● GOAL OF THE EXERCISE
Find every line in the records below that contains the word "ratio", and copy each such line.

┌──

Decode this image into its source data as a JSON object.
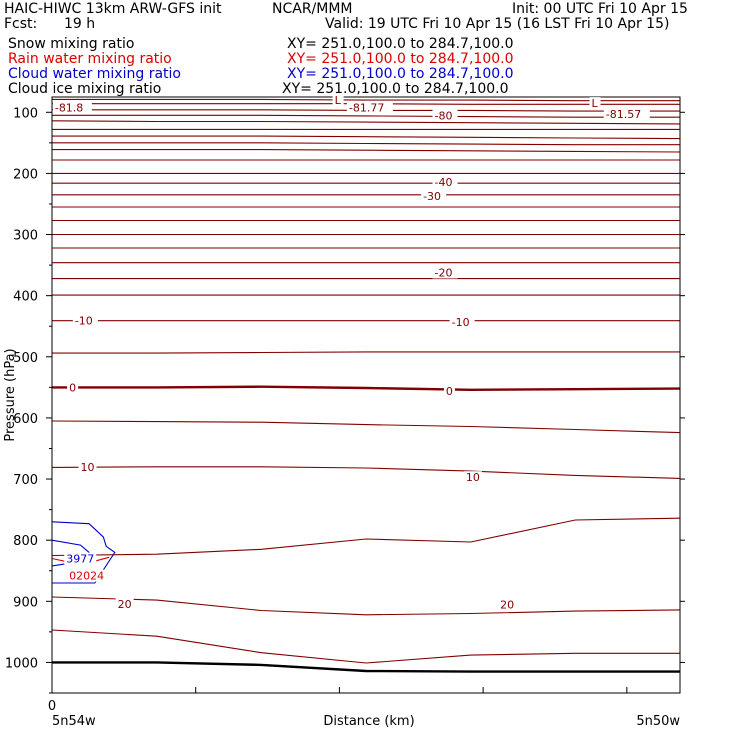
{
  "header": {
    "model": "HAIC-HIWC 13km ARW-GFS init",
    "org": "NCAR/MMM",
    "init": "Init: 00 UTC Fri 10 Apr 15",
    "fcst_label": "Fcst:",
    "fcst_value": "19 h",
    "valid": "Valid: 19 UTC Fri 10 Apr 15 (16 LST Fri 10 Apr 15)"
  },
  "fields": [
    {
      "name": "Snow mixing ratio",
      "xy": "XY= 251.0,100.0 to 284.7,100.0",
      "color": "#000000"
    },
    {
      "name": "Rain water mixing ratio",
      "xy": "XY= 251.0,100.0 to 284.7,100.0",
      "color": "#dd0000"
    },
    {
      "name": "Cloud water mixing ratio",
      "xy": "XY= 251.0,100.0 to 284.7,100.0",
      "color": "#0000cc"
    },
    {
      "name": "Cloud ice mixing ratio",
      "xy": "XY= 251.0,100.0 to 284.7,100.0",
      "color": "#000000"
    }
  ],
  "chart_data": {
    "type": "contour-cross-section",
    "ylabel": "Pressure (hPa)",
    "xlabel": "Distance (km)",
    "yticks": [
      100,
      200,
      300,
      400,
      500,
      600,
      700,
      800,
      900,
      1000
    ],
    "ylim": [
      1050,
      75
    ],
    "xlim": [
      0,
      2.2
    ],
    "x_tick_label": "0",
    "left_location": "5n54w",
    "right_location": "5n50w",
    "contour_color": "#800000",
    "contours": [
      {
        "p": [
          79,
          79,
          79,
          80,
          80,
          81,
          81
        ]
      },
      {
        "p": [
          86,
          86,
          86,
          86,
          87,
          87,
          87
        ]
      },
      {
        "p": [
          96,
          96,
          96,
          97,
          97,
          98,
          98
        ]
      },
      {
        "p": [
          105,
          105,
          105,
          106,
          107,
          108,
          108
        ]
      },
      {
        "p": [
          114,
          115,
          115,
          116,
          117,
          118,
          119
        ]
      },
      {
        "p": [
          128,
          128,
          128,
          128,
          128,
          128,
          128
        ]
      },
      {
        "p": [
          139,
          139,
          139,
          140,
          141,
          142,
          143
        ]
      },
      {
        "p": [
          150,
          150,
          150,
          151,
          152,
          153,
          153
        ]
      },
      {
        "p": [
          161,
          161,
          161,
          162,
          163,
          164,
          165
        ]
      },
      {
        "p": [
          178,
          178,
          178,
          178,
          178,
          178,
          178
        ]
      },
      {
        "p": [
          200,
          200,
          200,
          200,
          200,
          200,
          200
        ]
      },
      {
        "p": [
          216,
          216,
          216,
          216,
          216,
          216,
          216
        ]
      },
      {
        "p": [
          235,
          235,
          235,
          235,
          235,
          235,
          235
        ]
      },
      {
        "p": [
          255,
          255,
          255,
          255,
          255,
          255,
          255
        ]
      },
      {
        "p": [
          277,
          277,
          277,
          277,
          277,
          277,
          277
        ]
      },
      {
        "p": [
          300,
          300,
          300,
          300,
          300,
          300,
          300
        ]
      },
      {
        "p": [
          322,
          322,
          322,
          322,
          322,
          322,
          322
        ]
      },
      {
        "p": [
          346,
          346,
          346,
          346,
          346,
          346,
          346
        ]
      },
      {
        "p": [
          372,
          372,
          372,
          372,
          372,
          372,
          372
        ]
      },
      {
        "p": [
          399,
          399,
          399,
          399,
          399,
          399,
          399
        ]
      },
      {
        "p": [
          441,
          441,
          441,
          441,
          441,
          441,
          441
        ]
      },
      {
        "p": [
          494,
          494,
          493,
          492,
          492,
          492,
          492
        ]
      },
      {
        "p": [
          550,
          550,
          549,
          551,
          554,
          553,
          552
        ],
        "bold": true
      },
      {
        "p": [
          605,
          606,
          607,
          611,
          614,
          619,
          624
        ]
      },
      {
        "p": [
          681,
          680,
          680,
          682,
          687,
          694,
          699
        ]
      },
      {
        "p": [
          825,
          823,
          815,
          798,
          803,
          767,
          764
        ]
      },
      {
        "p": [
          893,
          898,
          915,
          922,
          920,
          916,
          914
        ]
      },
      {
        "p": [
          947,
          957,
          984,
          1001,
          988,
          985,
          985
        ]
      },
      {
        "p": [
          1000,
          1000,
          1004,
          1014,
          1015,
          1015,
          1015
        ],
        "bold": true,
        "color": "#000000"
      }
    ],
    "labels": [
      {
        "text": "L",
        "x": 0.99,
        "p": 80
      },
      {
        "text": "-81.77",
        "x": 1.04,
        "p": 92
      },
      {
        "text": "L",
        "x": 1.89,
        "p": 85
      },
      {
        "text": "-81.57",
        "x": 1.94,
        "p": 103
      },
      {
        "text": "-81.8",
        "x": 0.01,
        "p": 92
      },
      {
        "text": "-80",
        "x": 1.34,
        "p": 105
      },
      {
        "text": "-40",
        "x": 1.34,
        "p": 214
      },
      {
        "text": "-30",
        "x": 1.3,
        "p": 237
      },
      {
        "text": "-20",
        "x": 1.34,
        "p": 362
      },
      {
        "text": "-10",
        "x": 0.08,
        "p": 441
      },
      {
        "text": "-10",
        "x": 1.4,
        "p": 443
      },
      {
        "text": "0",
        "x": 0.06,
        "p": 550
      },
      {
        "text": "0",
        "x": 1.38,
        "p": 556
      },
      {
        "text": "10",
        "x": 0.1,
        "p": 680
      },
      {
        "text": "10",
        "x": 1.45,
        "p": 697
      },
      {
        "text": "20",
        "x": 0.23,
        "p": 904
      },
      {
        "text": "20",
        "x": 1.57,
        "p": 905
      },
      {
        "text": "3977",
        "x": 0.05,
        "p": 830,
        "color": "#0000cc"
      },
      {
        "text": "02024",
        "x": 0.06,
        "p": 858,
        "color": "#dd0000"
      }
    ],
    "cloud_water_outline": [
      [
        0,
        770
      ],
      [
        0.13,
        773
      ],
      [
        0.18,
        795
      ],
      [
        0.19,
        810
      ],
      [
        0.22,
        820
      ],
      [
        0.15,
        870
      ],
      [
        0,
        870
      ]
    ],
    "cloud_water_inner": [
      [
        0,
        800
      ],
      [
        0.1,
        808
      ],
      [
        0.13,
        820
      ],
      [
        0.1,
        835
      ],
      [
        0,
        842
      ]
    ],
    "rain_contour": [
      [
        0,
        830
      ],
      [
        0.05,
        835
      ],
      [
        0.12,
        838
      ],
      [
        0.2,
        828
      ]
    ]
  }
}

└──

● EXERCISE RESULT
      "name": "Snow mixing ratio",
      "name": "Rain water mixing ratio",
      "name": "Cloud water mixing ratio",
      "name": "Cloud ice mixing ratio",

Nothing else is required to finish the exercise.